Your task:
Reproduce every entry that follows word for word, but omit the images.

[Items from a dataset]
____

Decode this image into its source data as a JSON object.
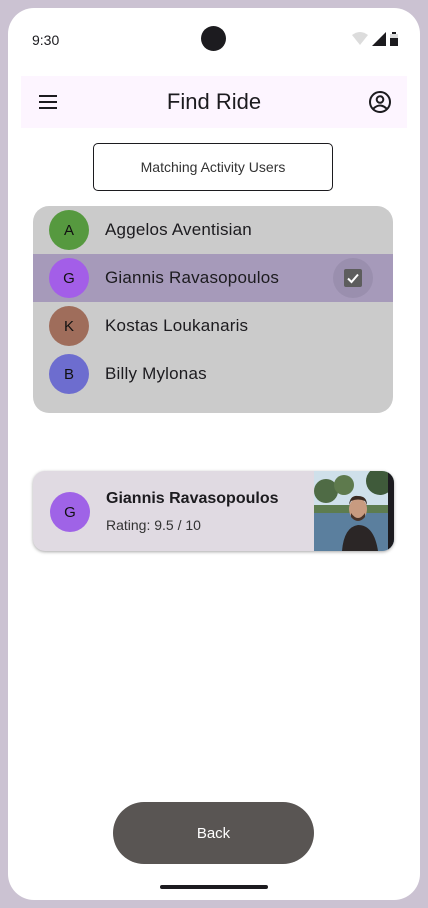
{
  "status_bar": {
    "time": "9:30"
  },
  "app_bar": {
    "title": "Find Ride"
  },
  "matching_button": {
    "label": "Matching Activity Users"
  },
  "users": [
    {
      "initial": "A",
      "name": "Aggelos Aventisian",
      "color": "#56993f",
      "selected": false
    },
    {
      "initial": "G",
      "name": "Giannis Ravasopoulos",
      "color": "#a35ee8",
      "selected": true
    },
    {
      "initial": "K",
      "name": "Kostas Loukanaris",
      "color": "#9f6d5b",
      "selected": false
    },
    {
      "initial": "B",
      "name": "Billy Mylonas",
      "color": "#6d6dcf",
      "selected": false
    }
  ],
  "selected_card": {
    "initial": "G",
    "name": "Giannis Ravasopoulos",
    "rating": "Rating: 9.5 / 10"
  },
  "back_button": {
    "label": "Back"
  },
  "colors": {
    "app_bar_bg": "#fdf5ff",
    "list_bg": "#cbcbcb",
    "selected_row": "#a69aba",
    "back_button": "#595553"
  }
}
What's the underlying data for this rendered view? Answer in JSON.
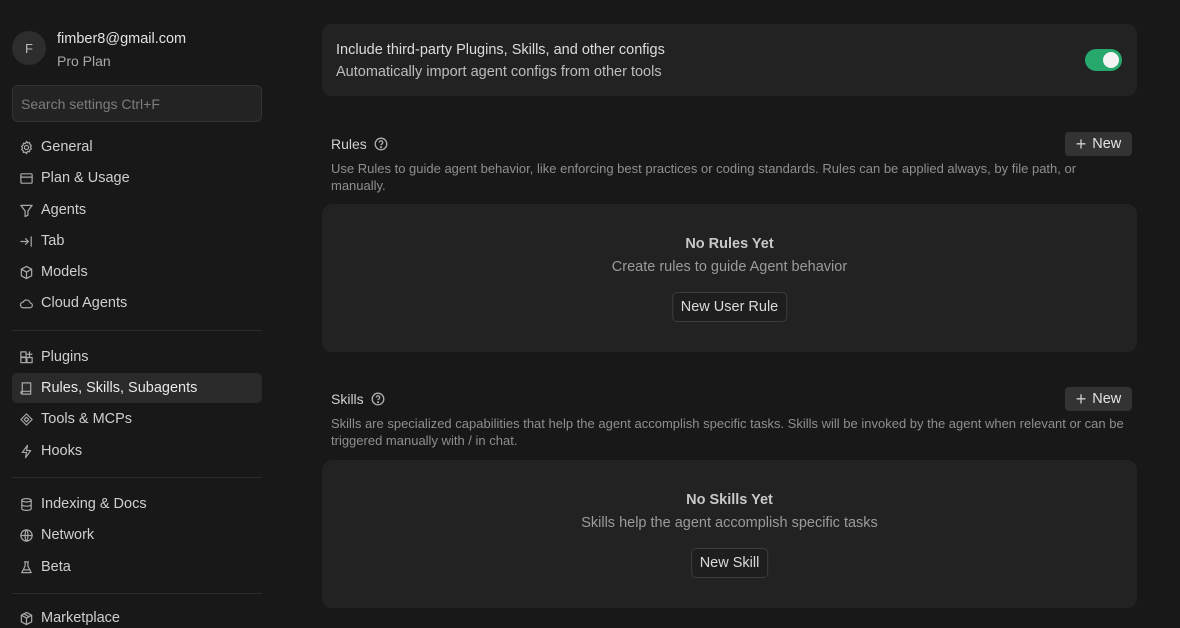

____

Response:
Decode this image into its source data as a JSON object.
{
  "status_bar": {
    "time": "9:30"
  },
  "app_bar": {
    "title": "Find Ride"
  },
  "matching_button": {
    "label": "Matching Activity Users"
  },
  "users": [
    {
      "initial": "A",
      "name": "Aggelos Aventisian",
      "color": "#56993f",
      "selected": false
    },
    {
      "initial": "G",
      "name": "Giannis Ravasopoulos",
      "color": "#a35ee8",
      "selected": true
    },
    {
      "initial": "K",
      "name": "Kostas Loukanaris",
      "color": "#9f6d5b",
      "selected": false
    },
    {
      "initial": "B",
      "name": "Billy Mylonas",
      "color": "#6d6dcf",
      "selected": false
    }
  ],
  "selected_card": {
    "initial": "G",
    "name": "Giannis Ravasopoulos",
    "rating": "Rating: 9.5 / 10"
  },
  "back_button": {
    "label": "Back"
  },
  "colors": {
    "app_bar_bg": "#fdf5ff",
    "list_bg": "#cbcbcb",
    "selected_row": "#a69aba",
    "back_button": "#595553"
  }
}
What's the underlying data for this rendered view? Answer in JSON.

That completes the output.